WORK ITEM
Print the data once more, exactly as given. Drop the pictures.

[Page text dataset records]
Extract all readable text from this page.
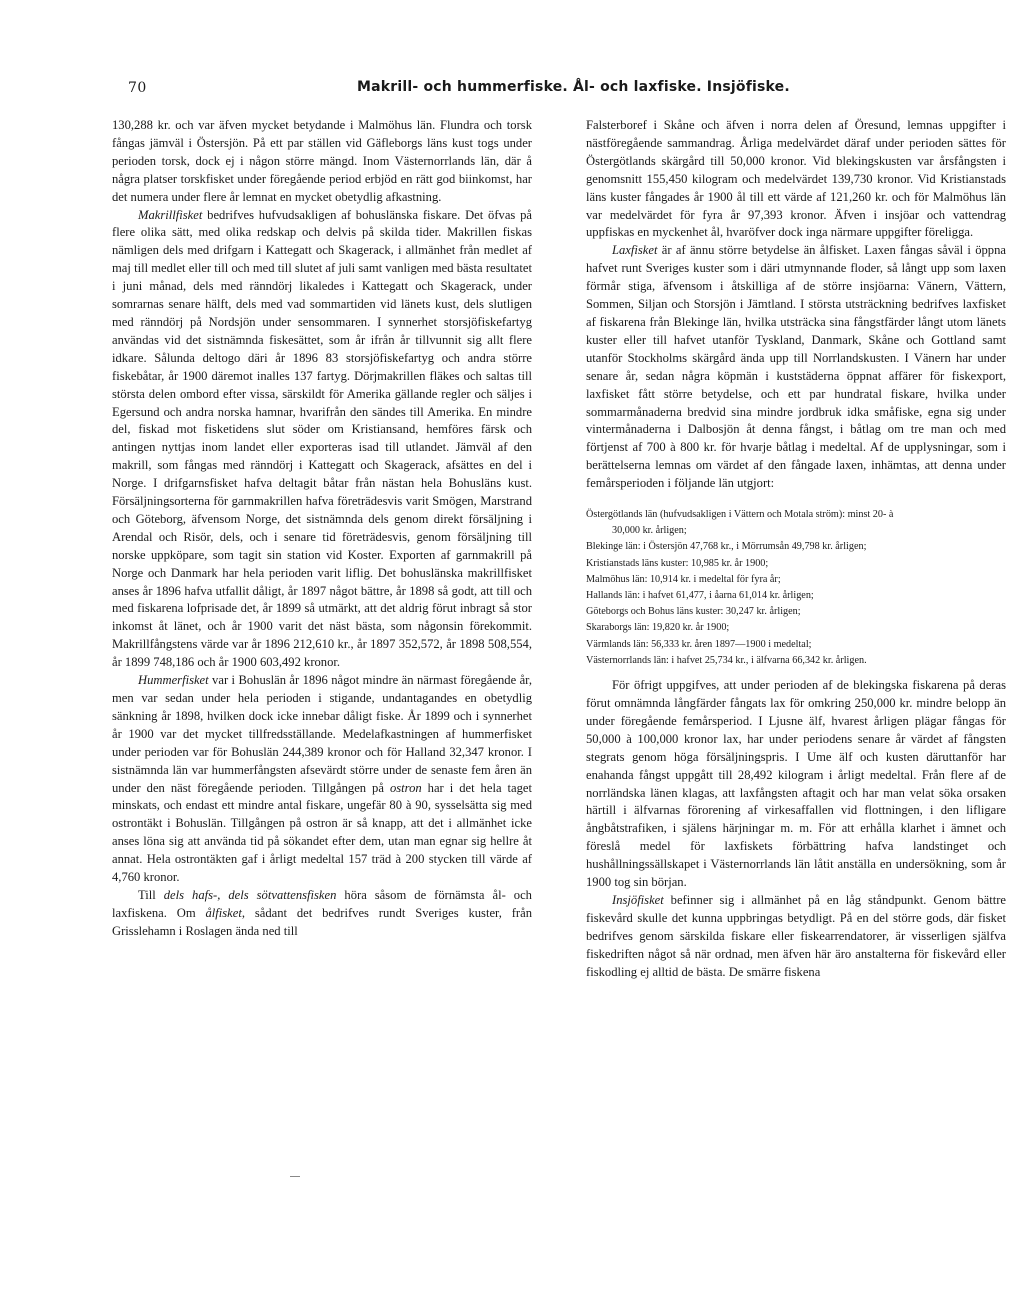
70	Makrill- och hummerfiske. Ål- och laxfiske. Insjöfiske.

130,288 kr. och var äfven mycket betydande i Malmöhus län. Flundra och torsk fångas jämväl i Östersjön. På ett par ställen vid Gäfleborgs läns kust togs under perioden torsk, dock ej i någon större mängd. Inom Västernorrlands län, där å några platser torskfisket under föregående period erbjöd en rätt god biinkomst, har det numera under flere år lemnat en mycket obetydlig afkastning.

Makrillfisket bedrifves hufvudsakligen af bohuslänska fiskare. Det öfvas på flere olika sätt, med olika redskap och delvis på skilda tider. Makrillen fiskas nämligen dels med drifgarn i Kattegatt och Skagerack, i allmänhet från medlet af maj till medlet eller till och med till slutet af juli samt vanligen med bästa resultatet i juni månad, dels med ränndörj likaledes i Kattegatt och Skagerack, under somrarnas senare hälft, dels med vad sommartiden vid länets kust, dels slutligen med ränndörj på Nordsjön under sensommaren. I synnerhet storsjöfiskefartyg användas vid det sistnämnda fiskesättet, som år ifrån år tillvunnit sig allt flere idkare. Sålunda deltogo däri år 1896 83 storsjöfiskefartyg och andra större fiskebåtar, år 1900 däremot inalles 137 fartyg. Dörjmakrillen fläkes och saltas till största delen ombord efter vissa, särskildt för Amerika gällande regler och säljes i Egersund och andra norska hamnar, hvarifrån den sändes till Amerika. En mindre del, fiskad mot fisketidens slut söder om Kristiansand, hemföres färsk och antingen nyttjas inom landet eller exporteras isad till utlandet. Jämväl af den makrill, som fångas med ränndörj i Kattegatt och Skagerack, afsättes en del i Norge. I drifgarnsfisket hafva deltagit båtar från nästan hela Bohusläns kust. Försäljningsorterna för garnmakrillen hafva företrädesvis varit Smögen, Marstrand och Göteborg, äfvensom Norge, det sistnämnda dels genom direkt försäljning i Arendal och Risör, dels, och i senare tid företrädesvis, genom försäljning till norske uppköpare, som tagit sin station vid Koster. Exporten af garnmakrill på Norge och Danmark har hela perioden varit liflig. Det bohuslänska makrillfisket anses år 1896 hafva utfallit dåligt, år 1897 något bättre, år 1898 så godt, att till och med fiskarena lofprisade det, år 1899 så utmärkt, att det aldrig förut inbragt så stor inkomst åt länet, och år 1900 varit det näst bästa, som någonsin förekommit. Makrillfångstens värde var år 1896 212,610 kr., år 1897 352,572, år 1898 508,554, år 1899 748,186 och år 1900 603,492 kronor.

Hummerfisket var i Bohuslän år 1896 något mindre än närmast föregående år, men var sedan under hela perioden i stigande, undantagandes en obetydlig sänkning år 1898, hvilken dock icke innebar dåligt fiske. År 1899 och i synnerhet år 1900 var det mycket tillfredsställande. Medelafkastningen af hummerfisket under perioden var för Bohuslän 244,389 kronor och för Halland 32,347 kronor. I sistnämnda län var hummerfångsten afsevärdt större under de senaste fem åren än under den näst föregående perioden. Tillgången på ostron har i det hela taget minskats, och endast ett mindre antal fiskare, ungefär 80 à 90, sysselsätta sig med ostrontäkt i Bohuslän. Tillgången på ostron är så knapp, att det i allmänhet icke anses löna sig att använda tid på sökandet efter dem, utan man egnar sig hellre åt annat. Hela ostrontäkten gaf i årligt medeltal 157 träd à 200 stycken till värde af 4,760 kronor.

Till dels hafs-, dels sötvattensfisken höra såsom de förnämsta ål- och laxfiskena. Om ålfisket, sådant det bedrifves rundt Sveriges kuster, från Grisslehamn i Roslagen ända ned till

Falsterboref i Skåne och äfven i norra delen af Öresund, lemnas uppgifter i nästföregående sammandrag. Årliga medelvärdet däraf under perioden sättes för Östergötlands skärgård till 50,000 kronor. Vid blekingskusten var årsfångsten i genomsnitt 155,450 kilogram och medelvärdet 139,730 kronor. Vid Kristianstads läns kuster fångades år 1900 ål till ett värde af 121,260 kr. och för Malmöhus län var medelvärdet för fyra år 97,393 kronor. Äfven i insjöar och vattendrag uppfiskas en myckenhet ål, hvaröfver dock inga närmare uppgifter föreligga.

Laxfisket är af ännu större betydelse än ålfisket. Laxen fångas såväl i öppna hafvet runt Sveriges kuster som i däri utmynnande floder, så långt upp som laxen förmår stiga, äfvensom i åtskilliga af de större insjöarna: Vänern, Vättern, Sommen, Siljan och Storsjön i Jämtland. I största utsträckning bedrifves laxfisket af fiskarena från Blekinge län, hvilka utsträcka sina fångstfärder långt utom länets kuster eller till hafvet utanför Tyskland, Danmark, Skåne och Gottland samt utanför Stockholms skärgård ända upp till Norrlandskusten. I Vänern har under senare år, sedan några köpmän i kuststäderna öppnat affärer för fiskexport, laxfisket fått större betydelse, och ett par hundratal fiskare, hvilka under sommarmånaderna bredvid sina mindre jordbruk idka småfiske, egna sig under vintermånaderna i Dalbosjön åt denna fångst, i båtlag om tre man och med förtjenst af 700 à 800 kr. för hvarje båtlag i medeltal. Af de upplysningar, som i berättelserna lemnas om värdet af den fångade laxen, inhämtas, att denna under femårsperioden i följande län utgjort:

Östergötlands län (hufvudsakligen i Vättern och Motala ström): minst 20- à
30,000 kr. årligen;
Blekinge län: i Östersjön 47,768 kr., i Mörrumsån 49,798 kr. årligen;
Kristianstads läns kuster: 10,985 kr. år 1900;
Malmöhus län: 10,914 kr. i medeltal för fyra år;
Hallands län: i hafvet 61,477, i åarna 61,014 kr. årligen;
Göteborgs och Bohus läns kuster: 30,247 kr. årligen;
Skaraborgs län: 19,820 kr. år 1900;
Värmlands län: 56,333 kr. åren 1897—1900 i medeltal;
Västernorrlands län: i hafvet 25,734 kr., i älfvarna 66,342 kr. årligen.

För öfrigt uppgifves, att under perioden af de blekingska fiskarena på deras förut omnämnda långfärder fångats lax för omkring 250,000 kr. mindre belopp än under föregående femårsperiod. I Ljusne älf, hvarest årligen plägar fångas för 50,000 à 100,000 kronor lax, har under periodens senare år värdet af fångsten stegrats genom höga försäljningspris. I Ume älf och kusten däruttanför har enahanda fångst uppgått till 28,492 kilogram i årligt medeltal. Från flere af de norrländska länen klagas, att laxfångsten aftagit och har man velat söka orsaken härtill i älfvarnas förorening af virkesaffallen vid flottningen, i den lifligare ångbåtstrafiken, i själens härjningar m. m. För att erhålla klarhet i ämnet och föreslå medel för laxfiskets förbättring hafva landstinget och hushållningssällskapet i Västernorrlands län låtit anställa en undersökning, som år 1900 tog sin början.

Insjöfisket befinner sig i allmänhet på en låg ståndpunkt. Genom bättre fiskevård skulle det kunna uppbringas betydligt. På en del större gods, där fisket bedrifves genom särskilda fiskare eller fiskearrendatorer, är visserligen själfva fiskedriften något så när ordnad, men äfven här äro anstalterna för fiskevård eller fiskodling ej alltid de bästa. De smärre fiskena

THE COMPLETED TASK
Extract all readable text from this page.
70	Makrill- och hummerfiske. Ål- och laxfiske. Insjöfiske.

130,288 kr. och var äfven mycket betydande i Malmöhus län. Flundra och torsk fångas jämväl i Östersjön. På ett par ställen vid Gäfleborgs läns kust togs under perioden torsk, dock ej i någon större mängd. Inom Västernorrlands län, där å några platser torskfisket under föregående period erbjöd en rätt god biinkomst, har det numera under flere år lemnat en mycket obetydlig afkastning.

Makrillfisket bedrifves hufvudsakligen af bohuslänska fiskare. Det öfvas på flere olika sätt, med olika redskap och delvis på skilda tider. Makrillen fiskas nämligen dels med drifgarn i Kattegatt och Skagerack, i allmänhet från medlet af maj till medlet eller till och med till slutet af juli samt vanligen med bästa resultatet i juni månad, dels med ränndörj likaledes i Kattegatt och Skagerack, under somrarnas senare hälft, dels med vad sommartiden vid länets kust, dels slutligen med ränndörj på Nordsjön under sensommaren. I synnerhet storsjöfiskefartyg användas vid det sistnämnda fiskesättet, som år ifrån år tillvunnit sig allt flere idkare. Sålunda deltogo däri år 1896 83 storsjöfiskefartyg och andra större fiskebåtar, år 1900 däremot inalles 137 fartyg. Dörjmakrillen fläkes och saltas till största delen ombord efter vissa, särskildt för Amerika gällande regler och säljes i Egersund och andra norska hamnar, hvarifrån den sändes till Amerika. En mindre del, fiskad mot fisketidens slut söder om Kristiansand, hemföres färsk och antingen nyttjas inom landet eller exporteras isad till utlandet. Jämväl af den makrill, som fångas med ränndörj i Kattegatt och Skagerack, afsättes en del i Norge. I drifgarnsfisket hafva deltagit båtar från nästan hela Bohusläns kust. Försäljningsorterna för garnmakrillen hafva företrädesvis varit Smögen, Marstrand och Göteborg, äfvensom Norge, det sistnämnda dels genom direkt försäljning i Arendal och Risör, dels, och i senare tid företrädesvis, genom försäljning till norske uppköpare, som tagit sin station vid Koster. Exporten af garnmakrill på Norge och Danmark har hela perioden varit liflig. Det bohuslänska makrillfisket anses år 1896 hafva utfallit dåligt, år 1897 något bättre, år 1898 så godt, att till och med fiskarena lofprisade det, år 1899 så utmärkt, att det aldrig förut inbragt så stor inkomst åt länet, och år 1900 varit det näst bästa, som någonsin förekommit. Makrillfångstens värde var år 1896 212,610 kr., år 1897 352,572, år 1898 508,554, år 1899 748,186 och år 1900 603,492 kronor.

Hummerfisket var i Bohuslän år 1896 något mindre än närmast föregående år, men var sedan under hela perioden i stigande, undantagandes en obetydlig sänkning år 1898, hvilken dock icke innebar dåligt fiske. År 1899 och i synnerhet år 1900 var det mycket tillfredsställande. Medelafkastningen af hummerfisket under perioden var för Bohuslän 244,389 kronor och för Halland 32,347 kronor. I sistnämnda län var hummerfångsten afsevärdt större under de senaste fem åren än under den näst föregående perioden. Tillgången på ostron har i det hela taget minskats, och endast ett mindre antal fiskare, ungefär 80 à 90, sysselsätta sig med ostrontäkt i Bohuslän. Tillgången på ostron är så knapp, att det i allmänhet icke anses löna sig att använda tid på sökandet efter dem, utan man egnar sig hellre åt annat. Hela ostrontäkten gaf i årligt medeltal 157 träd à 200 stycken till värde af 4,760 kronor.

Till dels hafs-, dels sötvattensfisken höra såsom de förnämsta ål- och laxfiskena. Om ålfisket, sådant det bedrifves rundt Sveriges kuster, från Grisslehamn i Roslagen ända ned till

Falsterboref i Skåne och äfven i norra delen af Öresund, lemnas uppgifter i nästföregående sammandrag. Årliga medelvärdet däraf under perioden sättes för Östergötlands skärgård till 50,000 kronor. Vid blekingskusten var årsfångsten i genomsnitt 155,450 kilogram och medelvärdet 139,730 kronor. Vid Kristianstads läns kuster fångades år 1900 ål till ett värde af 121,260 kr. och för Malmöhus län var medelvärdet för fyra år 97,393 kronor. Äfven i insjöar och vattendrag uppfiskas en myckenhet ål, hvaröfver dock inga närmare uppgifter föreligga.

Laxfisket är af ännu större betydelse än ålfisket. Laxen fångas såväl i öppna hafvet runt Sveriges kuster som i däri utmynnande floder, så långt upp som laxen förmår stiga, äfvensom i åtskilliga af de större insjöarna: Vänern, Vättern, Sommen, Siljan och Storsjön i Jämtland. I största utsträckning bedrifves laxfisket af fiskarena från Blekinge län, hvilka utsträcka sina fångstfärder långt utom länets kuster eller till hafvet utanför Tyskland, Danmark, Skåne och Gottland samt utanför Stockholms skärgård ända upp till Norrlandskusten. I Vänern har under senare år, sedan några köpmän i kuststäderna öppnat affärer för fiskexport, laxfisket fått större betydelse, och ett par hundratal fiskare, hvilka under sommarmånaderna bredvid sina mindre jordbruk idka småfiske, egna sig under vintermånaderna i Dalbosjön åt denna fångst, i båtlag om tre man och med förtjenst af 700 à 800 kr. för hvarje båtlag i medeltal. Af de upplysningar, som i berättelserna lemnas om värdet af den fångade laxen, inhämtas, att denna under femårsperioden i följande län utgjort:

Östergötlands län (hufvudsakligen i Vättern och Motala ström): minst 20- à
30,000 kr. årligen;
Blekinge län: i Östersjön 47,768 kr., i Mörrumsån 49,798 kr. årligen;
Kristianstads läns kuster: 10,985 kr. år 1900;
Malmöhus län: 10,914 kr. i medeltal för fyra år;
Hallands län: i hafvet 61,477, i åarna 61,014 kr. årligen;
Göteborgs och Bohus läns kuster: 30,247 kr. årligen;
Skaraborgs län: 19,820 kr. år 1900;
Värmlands län: 56,333 kr. åren 1897—1900 i medeltal;
Västernorrlands län: i hafvet 25,734 kr., i älfvarna 66,342 kr. årligen.

För öfrigt uppgifves, att under perioden af de blekingska fiskarena på deras förut omnämnda långfärder fångats lax för omkring 250,000 kr. mindre belopp än under föregående femårsperiod. I Ljusne älf, hvarest årligen plägar fångas för 50,000 à 100,000 kronor lax, har under periodens senare år värdet af fångsten stegrats genom höga försäljningspris. I Ume älf och kusten däruttanför har enahanda fångst uppgått till 28,492 kilogram i årligt medeltal. Från flere af de norrländska länen klagas, att laxfångsten aftagit och har man velat söka orsaken härtill i älfvarnas förorening af virkesaffallen vid flottningen, i den lifligare ångbåtstrafiken, i själens härjningar m. m. För att erhålla klarhet i ämnet och föreslå medel för laxfiskets förbättring hafva landstinget och hushållningssällskapet i Västernorrlands län låtit anställa en undersökning, som år 1900 tog sin början.

Insjöfisket befinner sig i allmänhet på en låg ståndpunkt. Genom bättre fiskevård skulle det kunna uppbringas betydligt. På en del större gods, där fisket bedrifves genom särskilda fiskare eller fiskearrendatorer, är visserligen själfva fiskedriften något så när ordnad, men äfven här äro anstalterna för fiskevård eller fiskodling ej alltid de bästa. De smärre fiskena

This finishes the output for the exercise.